### PROBLEM STATEMENT
Copy out each line of the data that holds the word "tbpB".

━━━━━ DATASET ENTRIES ━━━━━

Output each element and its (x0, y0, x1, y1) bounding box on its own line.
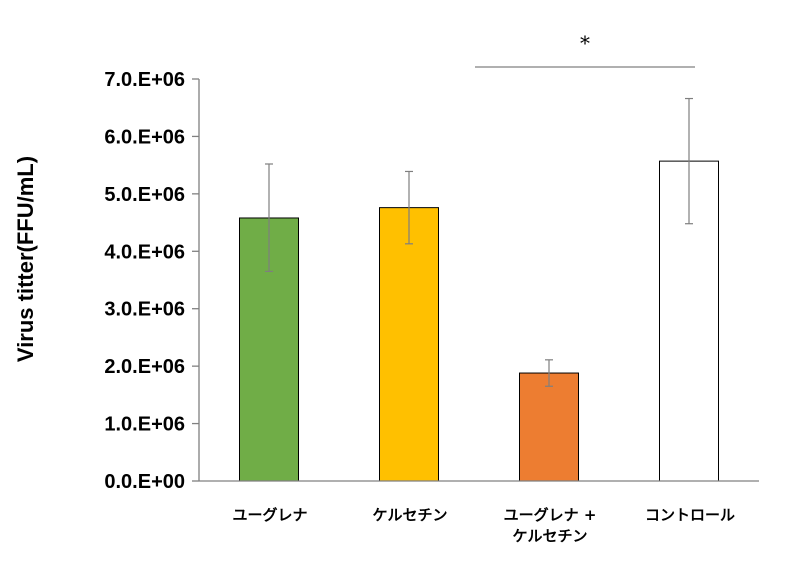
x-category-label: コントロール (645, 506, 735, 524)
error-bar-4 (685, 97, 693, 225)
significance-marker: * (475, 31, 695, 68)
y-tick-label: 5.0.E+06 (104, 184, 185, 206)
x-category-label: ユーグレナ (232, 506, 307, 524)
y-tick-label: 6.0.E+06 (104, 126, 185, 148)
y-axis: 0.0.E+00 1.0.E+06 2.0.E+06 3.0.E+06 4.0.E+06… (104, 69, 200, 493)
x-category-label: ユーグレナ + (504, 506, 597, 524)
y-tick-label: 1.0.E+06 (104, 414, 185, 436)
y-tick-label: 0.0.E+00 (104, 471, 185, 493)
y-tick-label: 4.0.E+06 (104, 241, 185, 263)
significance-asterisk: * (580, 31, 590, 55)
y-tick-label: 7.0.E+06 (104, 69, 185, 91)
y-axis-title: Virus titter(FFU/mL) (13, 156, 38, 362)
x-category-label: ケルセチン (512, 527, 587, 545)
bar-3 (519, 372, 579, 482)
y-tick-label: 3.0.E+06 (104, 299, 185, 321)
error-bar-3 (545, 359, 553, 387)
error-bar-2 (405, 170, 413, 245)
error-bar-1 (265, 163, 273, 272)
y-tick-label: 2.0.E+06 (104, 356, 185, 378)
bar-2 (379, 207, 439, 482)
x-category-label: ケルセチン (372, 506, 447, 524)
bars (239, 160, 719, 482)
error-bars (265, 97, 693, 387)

━━━━━
━━━━━ DATASET ENTRIES ━━━━━

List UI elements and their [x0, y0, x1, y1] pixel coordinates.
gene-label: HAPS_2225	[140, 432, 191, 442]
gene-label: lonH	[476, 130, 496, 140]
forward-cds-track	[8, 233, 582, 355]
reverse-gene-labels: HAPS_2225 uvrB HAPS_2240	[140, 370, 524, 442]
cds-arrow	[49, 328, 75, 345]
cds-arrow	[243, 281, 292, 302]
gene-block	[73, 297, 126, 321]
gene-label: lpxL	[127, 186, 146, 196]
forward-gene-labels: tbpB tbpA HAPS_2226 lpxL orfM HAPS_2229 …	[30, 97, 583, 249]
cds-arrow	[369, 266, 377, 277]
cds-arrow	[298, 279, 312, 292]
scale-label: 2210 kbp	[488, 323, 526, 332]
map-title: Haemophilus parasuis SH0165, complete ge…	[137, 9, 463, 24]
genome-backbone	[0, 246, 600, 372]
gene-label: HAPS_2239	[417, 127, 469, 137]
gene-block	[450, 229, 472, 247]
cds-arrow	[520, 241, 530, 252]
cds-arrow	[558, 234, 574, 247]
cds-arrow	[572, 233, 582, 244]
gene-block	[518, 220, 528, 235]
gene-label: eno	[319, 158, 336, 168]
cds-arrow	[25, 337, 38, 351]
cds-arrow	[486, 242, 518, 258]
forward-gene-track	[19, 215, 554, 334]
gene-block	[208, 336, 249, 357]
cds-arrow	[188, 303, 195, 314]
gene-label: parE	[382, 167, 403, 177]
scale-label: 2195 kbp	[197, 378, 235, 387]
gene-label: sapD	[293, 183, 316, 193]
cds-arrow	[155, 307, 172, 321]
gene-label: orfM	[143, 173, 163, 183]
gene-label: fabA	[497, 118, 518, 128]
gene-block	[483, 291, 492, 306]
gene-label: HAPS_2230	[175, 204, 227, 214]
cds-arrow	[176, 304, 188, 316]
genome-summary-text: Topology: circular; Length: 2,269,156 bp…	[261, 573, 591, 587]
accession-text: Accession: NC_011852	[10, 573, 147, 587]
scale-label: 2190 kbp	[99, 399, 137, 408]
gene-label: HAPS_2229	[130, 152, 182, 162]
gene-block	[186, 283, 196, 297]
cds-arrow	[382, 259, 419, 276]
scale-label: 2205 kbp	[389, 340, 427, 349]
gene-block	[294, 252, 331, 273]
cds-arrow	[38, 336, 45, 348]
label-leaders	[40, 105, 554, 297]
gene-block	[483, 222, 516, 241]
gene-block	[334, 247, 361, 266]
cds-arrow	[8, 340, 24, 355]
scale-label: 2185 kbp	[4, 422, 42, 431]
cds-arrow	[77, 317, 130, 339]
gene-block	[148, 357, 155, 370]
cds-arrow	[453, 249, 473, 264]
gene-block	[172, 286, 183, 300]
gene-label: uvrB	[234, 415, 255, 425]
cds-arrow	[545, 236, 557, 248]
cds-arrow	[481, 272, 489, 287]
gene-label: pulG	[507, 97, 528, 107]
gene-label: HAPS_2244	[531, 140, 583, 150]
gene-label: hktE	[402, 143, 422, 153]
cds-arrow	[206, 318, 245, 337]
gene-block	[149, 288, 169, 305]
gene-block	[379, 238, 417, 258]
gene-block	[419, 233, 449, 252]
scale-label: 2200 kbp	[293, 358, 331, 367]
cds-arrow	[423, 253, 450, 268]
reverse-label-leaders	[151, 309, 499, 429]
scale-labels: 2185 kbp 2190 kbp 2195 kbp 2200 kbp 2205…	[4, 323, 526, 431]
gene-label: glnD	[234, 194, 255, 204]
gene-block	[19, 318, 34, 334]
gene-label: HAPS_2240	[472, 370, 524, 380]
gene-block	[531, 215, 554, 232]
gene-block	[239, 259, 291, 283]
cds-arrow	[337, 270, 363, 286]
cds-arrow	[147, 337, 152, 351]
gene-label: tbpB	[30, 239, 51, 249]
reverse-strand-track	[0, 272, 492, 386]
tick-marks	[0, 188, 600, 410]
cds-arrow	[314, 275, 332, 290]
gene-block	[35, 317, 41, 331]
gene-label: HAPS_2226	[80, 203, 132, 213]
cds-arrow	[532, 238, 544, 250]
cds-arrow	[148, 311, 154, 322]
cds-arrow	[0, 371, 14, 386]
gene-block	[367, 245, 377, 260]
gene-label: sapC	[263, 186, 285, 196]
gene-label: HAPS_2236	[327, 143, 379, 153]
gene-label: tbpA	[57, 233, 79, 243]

━━━━━
━━━━━ DATASET ENTRIES ━━━━━

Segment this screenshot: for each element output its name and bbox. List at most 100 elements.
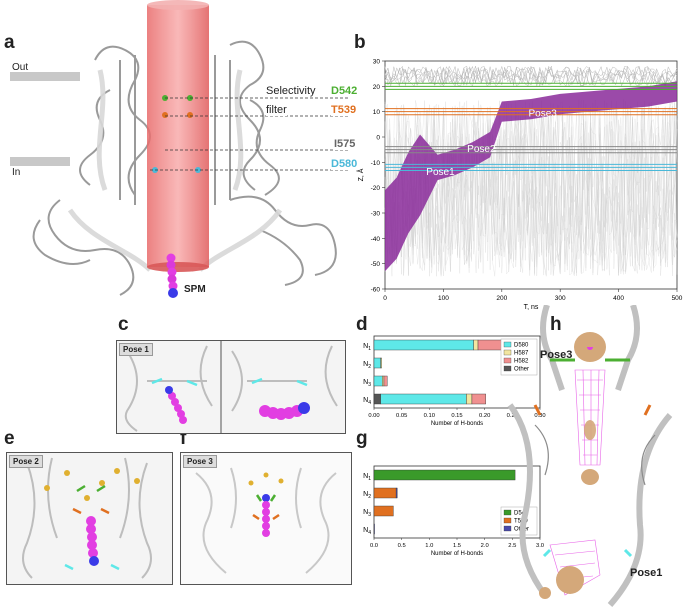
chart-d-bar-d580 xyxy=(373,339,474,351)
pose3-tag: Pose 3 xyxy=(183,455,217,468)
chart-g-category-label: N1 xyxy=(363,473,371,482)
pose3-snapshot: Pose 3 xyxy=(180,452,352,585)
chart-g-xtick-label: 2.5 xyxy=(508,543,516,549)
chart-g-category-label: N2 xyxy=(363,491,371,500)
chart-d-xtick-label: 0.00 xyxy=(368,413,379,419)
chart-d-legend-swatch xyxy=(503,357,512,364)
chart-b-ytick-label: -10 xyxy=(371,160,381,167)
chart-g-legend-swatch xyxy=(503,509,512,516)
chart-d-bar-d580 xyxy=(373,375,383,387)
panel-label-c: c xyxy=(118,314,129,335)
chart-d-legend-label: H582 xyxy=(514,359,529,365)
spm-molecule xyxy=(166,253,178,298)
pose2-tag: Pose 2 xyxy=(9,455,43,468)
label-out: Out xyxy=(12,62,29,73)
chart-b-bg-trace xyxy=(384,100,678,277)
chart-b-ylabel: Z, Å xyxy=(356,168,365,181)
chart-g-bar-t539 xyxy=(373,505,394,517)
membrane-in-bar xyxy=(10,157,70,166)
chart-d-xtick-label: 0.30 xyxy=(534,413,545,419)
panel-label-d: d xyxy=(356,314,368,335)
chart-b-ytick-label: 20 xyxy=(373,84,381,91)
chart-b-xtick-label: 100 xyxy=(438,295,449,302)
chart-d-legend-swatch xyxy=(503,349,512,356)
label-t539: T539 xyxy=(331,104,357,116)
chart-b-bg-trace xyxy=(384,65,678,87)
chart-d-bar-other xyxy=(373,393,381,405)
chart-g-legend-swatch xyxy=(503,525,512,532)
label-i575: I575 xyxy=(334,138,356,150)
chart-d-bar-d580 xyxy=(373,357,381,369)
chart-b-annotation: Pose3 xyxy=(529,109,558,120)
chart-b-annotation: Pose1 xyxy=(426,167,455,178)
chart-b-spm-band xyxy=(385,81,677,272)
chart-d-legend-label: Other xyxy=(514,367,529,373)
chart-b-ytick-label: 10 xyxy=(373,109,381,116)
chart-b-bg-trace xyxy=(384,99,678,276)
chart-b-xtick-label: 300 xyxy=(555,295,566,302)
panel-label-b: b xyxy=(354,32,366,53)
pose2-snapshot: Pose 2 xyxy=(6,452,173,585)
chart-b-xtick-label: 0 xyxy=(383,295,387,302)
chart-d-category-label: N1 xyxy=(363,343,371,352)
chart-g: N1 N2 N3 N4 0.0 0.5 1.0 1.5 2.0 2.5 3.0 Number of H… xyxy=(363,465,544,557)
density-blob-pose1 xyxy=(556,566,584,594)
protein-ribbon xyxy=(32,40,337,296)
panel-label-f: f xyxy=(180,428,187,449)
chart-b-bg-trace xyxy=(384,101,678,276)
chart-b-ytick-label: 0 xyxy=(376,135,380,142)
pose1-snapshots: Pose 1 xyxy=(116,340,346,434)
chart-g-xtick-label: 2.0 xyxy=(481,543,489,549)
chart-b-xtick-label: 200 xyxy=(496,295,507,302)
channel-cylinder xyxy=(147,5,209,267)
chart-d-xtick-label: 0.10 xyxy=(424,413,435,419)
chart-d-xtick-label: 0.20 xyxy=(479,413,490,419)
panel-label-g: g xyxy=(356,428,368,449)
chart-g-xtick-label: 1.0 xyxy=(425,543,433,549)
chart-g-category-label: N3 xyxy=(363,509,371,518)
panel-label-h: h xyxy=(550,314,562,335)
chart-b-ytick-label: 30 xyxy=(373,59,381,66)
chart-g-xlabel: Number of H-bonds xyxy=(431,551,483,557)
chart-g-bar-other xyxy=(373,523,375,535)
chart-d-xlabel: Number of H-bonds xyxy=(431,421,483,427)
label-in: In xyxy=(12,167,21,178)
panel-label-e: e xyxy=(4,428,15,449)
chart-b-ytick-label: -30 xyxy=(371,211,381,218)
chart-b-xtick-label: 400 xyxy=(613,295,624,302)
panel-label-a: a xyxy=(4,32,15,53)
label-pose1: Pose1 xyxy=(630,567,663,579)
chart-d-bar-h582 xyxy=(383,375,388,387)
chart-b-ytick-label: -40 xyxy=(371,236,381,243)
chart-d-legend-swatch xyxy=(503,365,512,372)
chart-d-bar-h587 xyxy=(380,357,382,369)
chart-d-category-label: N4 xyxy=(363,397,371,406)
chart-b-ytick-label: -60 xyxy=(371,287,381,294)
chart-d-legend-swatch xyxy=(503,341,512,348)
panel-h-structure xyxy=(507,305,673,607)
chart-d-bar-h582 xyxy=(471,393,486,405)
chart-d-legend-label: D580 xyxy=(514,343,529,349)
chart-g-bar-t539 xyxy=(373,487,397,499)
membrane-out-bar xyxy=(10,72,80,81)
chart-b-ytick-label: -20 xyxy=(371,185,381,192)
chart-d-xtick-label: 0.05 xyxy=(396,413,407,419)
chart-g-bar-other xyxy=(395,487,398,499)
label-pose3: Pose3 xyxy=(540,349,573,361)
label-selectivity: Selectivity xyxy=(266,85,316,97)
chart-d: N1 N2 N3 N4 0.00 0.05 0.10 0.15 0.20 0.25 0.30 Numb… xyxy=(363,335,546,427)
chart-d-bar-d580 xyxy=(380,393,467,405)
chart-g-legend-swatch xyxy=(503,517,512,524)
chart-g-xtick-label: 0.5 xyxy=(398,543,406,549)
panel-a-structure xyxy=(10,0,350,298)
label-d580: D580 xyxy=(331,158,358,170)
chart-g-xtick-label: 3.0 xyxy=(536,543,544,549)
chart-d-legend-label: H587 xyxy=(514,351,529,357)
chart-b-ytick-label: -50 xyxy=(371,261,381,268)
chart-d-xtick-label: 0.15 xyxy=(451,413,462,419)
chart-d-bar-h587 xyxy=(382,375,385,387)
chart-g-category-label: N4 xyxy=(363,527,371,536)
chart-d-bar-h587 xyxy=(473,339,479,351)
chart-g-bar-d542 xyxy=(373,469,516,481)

━━━━━

### SOLUTION
forward-gene-labels: tbpB tbpA HAPS_2226 lpxL orfM HAPS_2229 …	[30, 97, 583, 249]
gene-label: tbpB	[30, 239, 51, 249]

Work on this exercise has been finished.